-- WHAT THE EXERCISE ASKS --
Return each line holding the string "plus".

-- PROVIDED MATERIAL --

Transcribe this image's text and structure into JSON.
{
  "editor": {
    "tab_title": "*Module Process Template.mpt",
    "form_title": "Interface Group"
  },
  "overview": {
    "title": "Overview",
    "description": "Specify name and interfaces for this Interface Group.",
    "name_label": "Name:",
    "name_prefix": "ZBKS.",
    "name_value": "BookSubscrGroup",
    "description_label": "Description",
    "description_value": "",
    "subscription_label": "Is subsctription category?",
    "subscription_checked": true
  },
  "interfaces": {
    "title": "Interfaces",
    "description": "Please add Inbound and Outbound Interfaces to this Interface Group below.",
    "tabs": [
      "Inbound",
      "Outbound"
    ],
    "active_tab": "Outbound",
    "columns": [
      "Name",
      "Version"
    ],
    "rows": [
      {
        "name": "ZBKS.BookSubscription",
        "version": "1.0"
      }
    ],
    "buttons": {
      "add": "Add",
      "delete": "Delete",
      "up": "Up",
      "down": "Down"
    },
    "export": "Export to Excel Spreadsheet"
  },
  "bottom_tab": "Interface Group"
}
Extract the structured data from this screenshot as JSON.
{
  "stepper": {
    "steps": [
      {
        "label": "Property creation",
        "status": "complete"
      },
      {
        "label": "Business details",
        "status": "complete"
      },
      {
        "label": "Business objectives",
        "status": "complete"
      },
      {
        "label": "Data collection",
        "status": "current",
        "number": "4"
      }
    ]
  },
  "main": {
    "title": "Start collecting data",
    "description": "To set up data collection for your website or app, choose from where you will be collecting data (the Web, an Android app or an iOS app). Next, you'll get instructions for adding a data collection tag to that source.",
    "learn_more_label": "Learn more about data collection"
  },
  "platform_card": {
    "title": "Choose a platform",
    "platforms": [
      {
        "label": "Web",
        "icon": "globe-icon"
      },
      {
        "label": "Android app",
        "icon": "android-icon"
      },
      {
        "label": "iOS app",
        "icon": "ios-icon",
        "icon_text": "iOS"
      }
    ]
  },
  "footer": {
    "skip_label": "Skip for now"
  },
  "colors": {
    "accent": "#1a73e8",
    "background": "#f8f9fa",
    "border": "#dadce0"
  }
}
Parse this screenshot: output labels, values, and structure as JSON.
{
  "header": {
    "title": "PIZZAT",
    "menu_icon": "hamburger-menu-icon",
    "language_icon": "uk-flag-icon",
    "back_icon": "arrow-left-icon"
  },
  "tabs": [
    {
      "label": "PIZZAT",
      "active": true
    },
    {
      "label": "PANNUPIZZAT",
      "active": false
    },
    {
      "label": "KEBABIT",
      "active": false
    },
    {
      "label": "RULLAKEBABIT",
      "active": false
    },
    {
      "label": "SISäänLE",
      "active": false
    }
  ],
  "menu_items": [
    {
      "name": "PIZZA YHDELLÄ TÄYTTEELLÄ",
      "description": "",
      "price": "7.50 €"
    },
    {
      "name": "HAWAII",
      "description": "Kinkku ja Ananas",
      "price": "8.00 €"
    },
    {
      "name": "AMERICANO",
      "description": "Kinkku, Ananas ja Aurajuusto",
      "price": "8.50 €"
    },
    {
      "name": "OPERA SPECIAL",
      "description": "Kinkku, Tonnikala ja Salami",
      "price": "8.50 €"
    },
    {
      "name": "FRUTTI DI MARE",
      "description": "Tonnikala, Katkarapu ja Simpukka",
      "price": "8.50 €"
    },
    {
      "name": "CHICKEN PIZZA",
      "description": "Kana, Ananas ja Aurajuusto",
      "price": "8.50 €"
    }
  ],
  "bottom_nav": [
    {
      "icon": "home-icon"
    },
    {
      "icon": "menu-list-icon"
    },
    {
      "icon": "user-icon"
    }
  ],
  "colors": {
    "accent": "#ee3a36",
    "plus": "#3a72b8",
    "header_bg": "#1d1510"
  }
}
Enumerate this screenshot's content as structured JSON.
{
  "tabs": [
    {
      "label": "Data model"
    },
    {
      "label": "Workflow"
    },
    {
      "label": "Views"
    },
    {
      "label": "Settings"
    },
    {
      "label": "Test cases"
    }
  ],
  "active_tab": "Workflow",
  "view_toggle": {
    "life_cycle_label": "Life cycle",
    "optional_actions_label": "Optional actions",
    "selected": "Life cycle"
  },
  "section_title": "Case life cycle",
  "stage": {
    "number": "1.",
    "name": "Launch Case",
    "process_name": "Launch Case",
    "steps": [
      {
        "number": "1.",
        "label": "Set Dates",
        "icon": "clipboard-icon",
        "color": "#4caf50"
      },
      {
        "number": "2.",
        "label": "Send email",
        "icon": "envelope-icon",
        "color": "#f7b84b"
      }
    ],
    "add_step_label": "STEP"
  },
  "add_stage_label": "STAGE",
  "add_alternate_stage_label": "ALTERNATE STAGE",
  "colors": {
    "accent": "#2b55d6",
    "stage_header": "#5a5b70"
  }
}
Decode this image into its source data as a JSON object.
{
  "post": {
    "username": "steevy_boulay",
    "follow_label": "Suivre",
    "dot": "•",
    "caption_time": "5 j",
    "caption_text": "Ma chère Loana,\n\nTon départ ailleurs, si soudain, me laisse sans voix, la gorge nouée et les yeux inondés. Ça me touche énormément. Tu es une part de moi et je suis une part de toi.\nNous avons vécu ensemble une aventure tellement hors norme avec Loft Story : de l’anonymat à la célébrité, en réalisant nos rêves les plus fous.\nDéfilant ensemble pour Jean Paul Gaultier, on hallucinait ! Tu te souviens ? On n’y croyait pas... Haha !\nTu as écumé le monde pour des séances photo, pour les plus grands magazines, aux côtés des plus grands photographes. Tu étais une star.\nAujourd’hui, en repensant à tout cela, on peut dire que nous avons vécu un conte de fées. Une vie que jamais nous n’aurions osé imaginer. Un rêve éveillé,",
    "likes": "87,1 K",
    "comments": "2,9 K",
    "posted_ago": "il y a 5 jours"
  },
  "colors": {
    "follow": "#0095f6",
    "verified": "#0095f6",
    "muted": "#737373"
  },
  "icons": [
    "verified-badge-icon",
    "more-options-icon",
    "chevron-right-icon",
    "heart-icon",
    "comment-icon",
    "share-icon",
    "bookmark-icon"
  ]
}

-- SOLUTION TO THIS PROBLEM --
    "plus": "#3a72b8",
    "caption_text": "Ma chère Loana,\n\nTon départ ailleurs, si soudain, me laisse sans voix, la gorge nouée et les yeux inondés. Ça me touche énormément. Tu es une part de moi et je suis une part de toi.\nNous avons vécu ensemble une aventure tellement hors norme avec Loft Story : de l’anonymat à la célébrité, en réalisant nos rêves les plus fous.\nDéfilant ensemble pour Jean Paul Gaultier, on hallucinait ! Tu te souviens ? On n’y croyait pas... Haha !\nTu as écumé le monde pour des séances photo, pour les plus grands magazines, aux côtés des plus grands photographes. Tu étais une star.\nAujourd’hui, en repensant à tout cela, on peut dire que nous avons vécu un conte de fées. Une vie que jamais nous n’aurions osé imaginer. Un rêve éveillé,",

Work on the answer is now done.